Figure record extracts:

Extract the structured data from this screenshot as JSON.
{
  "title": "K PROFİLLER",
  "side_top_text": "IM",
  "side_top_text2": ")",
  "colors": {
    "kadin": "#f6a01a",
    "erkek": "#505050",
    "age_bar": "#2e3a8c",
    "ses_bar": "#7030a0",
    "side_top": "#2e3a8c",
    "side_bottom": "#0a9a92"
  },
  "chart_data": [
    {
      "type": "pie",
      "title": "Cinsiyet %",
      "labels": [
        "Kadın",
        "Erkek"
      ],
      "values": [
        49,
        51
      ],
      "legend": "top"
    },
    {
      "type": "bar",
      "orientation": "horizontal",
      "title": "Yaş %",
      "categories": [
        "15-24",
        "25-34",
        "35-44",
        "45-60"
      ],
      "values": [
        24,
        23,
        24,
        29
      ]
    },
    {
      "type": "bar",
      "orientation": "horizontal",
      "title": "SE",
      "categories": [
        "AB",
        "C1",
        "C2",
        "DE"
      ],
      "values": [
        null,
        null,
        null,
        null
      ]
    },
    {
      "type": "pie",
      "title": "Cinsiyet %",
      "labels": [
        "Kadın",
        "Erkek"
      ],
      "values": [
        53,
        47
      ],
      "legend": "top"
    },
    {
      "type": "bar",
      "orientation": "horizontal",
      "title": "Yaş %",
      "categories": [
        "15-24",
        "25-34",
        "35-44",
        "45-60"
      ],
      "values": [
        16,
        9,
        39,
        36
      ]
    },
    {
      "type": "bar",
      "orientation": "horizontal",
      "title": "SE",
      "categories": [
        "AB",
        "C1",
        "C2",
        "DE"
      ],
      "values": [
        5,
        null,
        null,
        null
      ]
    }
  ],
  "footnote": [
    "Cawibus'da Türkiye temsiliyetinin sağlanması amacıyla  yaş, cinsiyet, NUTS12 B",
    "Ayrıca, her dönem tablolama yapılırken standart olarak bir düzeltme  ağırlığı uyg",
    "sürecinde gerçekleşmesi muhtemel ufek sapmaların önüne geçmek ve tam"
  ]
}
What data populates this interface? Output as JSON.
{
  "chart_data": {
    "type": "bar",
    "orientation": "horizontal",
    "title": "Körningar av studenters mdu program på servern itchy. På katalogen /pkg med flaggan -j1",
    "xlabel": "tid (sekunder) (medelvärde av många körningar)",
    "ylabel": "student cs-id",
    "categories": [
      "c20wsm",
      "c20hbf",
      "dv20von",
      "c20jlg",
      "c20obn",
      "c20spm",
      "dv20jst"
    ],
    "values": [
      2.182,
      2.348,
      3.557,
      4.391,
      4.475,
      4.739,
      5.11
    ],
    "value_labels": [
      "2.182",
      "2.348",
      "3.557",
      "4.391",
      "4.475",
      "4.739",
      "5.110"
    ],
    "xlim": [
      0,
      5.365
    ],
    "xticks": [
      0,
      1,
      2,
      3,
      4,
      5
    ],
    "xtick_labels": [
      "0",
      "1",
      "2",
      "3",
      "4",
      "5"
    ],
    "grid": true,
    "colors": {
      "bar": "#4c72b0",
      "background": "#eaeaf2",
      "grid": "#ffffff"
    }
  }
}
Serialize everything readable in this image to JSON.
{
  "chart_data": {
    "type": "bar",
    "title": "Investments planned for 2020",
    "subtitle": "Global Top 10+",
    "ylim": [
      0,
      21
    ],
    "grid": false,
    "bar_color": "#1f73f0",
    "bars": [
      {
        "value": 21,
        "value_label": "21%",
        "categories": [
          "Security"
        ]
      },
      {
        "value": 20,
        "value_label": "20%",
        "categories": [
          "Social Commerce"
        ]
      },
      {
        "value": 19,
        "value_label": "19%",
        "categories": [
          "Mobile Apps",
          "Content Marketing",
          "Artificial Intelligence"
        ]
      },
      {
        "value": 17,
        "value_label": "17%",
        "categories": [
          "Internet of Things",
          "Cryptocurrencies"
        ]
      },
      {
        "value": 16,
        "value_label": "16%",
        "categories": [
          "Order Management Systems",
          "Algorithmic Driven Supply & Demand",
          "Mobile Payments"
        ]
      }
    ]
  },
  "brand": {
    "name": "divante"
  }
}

#### STATED GOAL:
In the listing above, find the line containing "Serialize everything readable" and please quote exactly that line through the last one, and no other lines.

#### SOLUTION TO THE PROBLEM:
Serialize everything readable in this image to JSON.
{
  "chart_data": {
    "type": "bar",
    "title": "Investments planned for 2020",
    "subtitle": "Global Top 10+",
    "ylim": [
      0,
      21
    ],
    "grid": false,
    "bar_color": "#1f73f0",
    "bars": [
      {
        "value": 21,
        "value_label": "21%",
        "categories": [
          "Security"
        ]
      },
      {
        "value": 20,
        "value_label": "20%",
        "categories": [
          "Social Commerce"
        ]
      },
      {
        "value": 19,
        "value_label": "19%",
        "categories": [
          "Mobile Apps",
          "Content Marketing",
          "Artificial Intelligence"
        ]
      },
      {
        "value": 17,
        "value_label": "17%",
        "categories": [
          "Internet of Things",
          "Cryptocurrencies"
        ]
      },
      {
        "value": 16,
        "value_label": "16%",
        "categories": [
          "Order Management Systems",
          "Algorithmic Driven Supply & Demand",
          "Mobile Payments"
        ]
      }
    ]
  },
  "brand": {
    "name": "divante"
  }
}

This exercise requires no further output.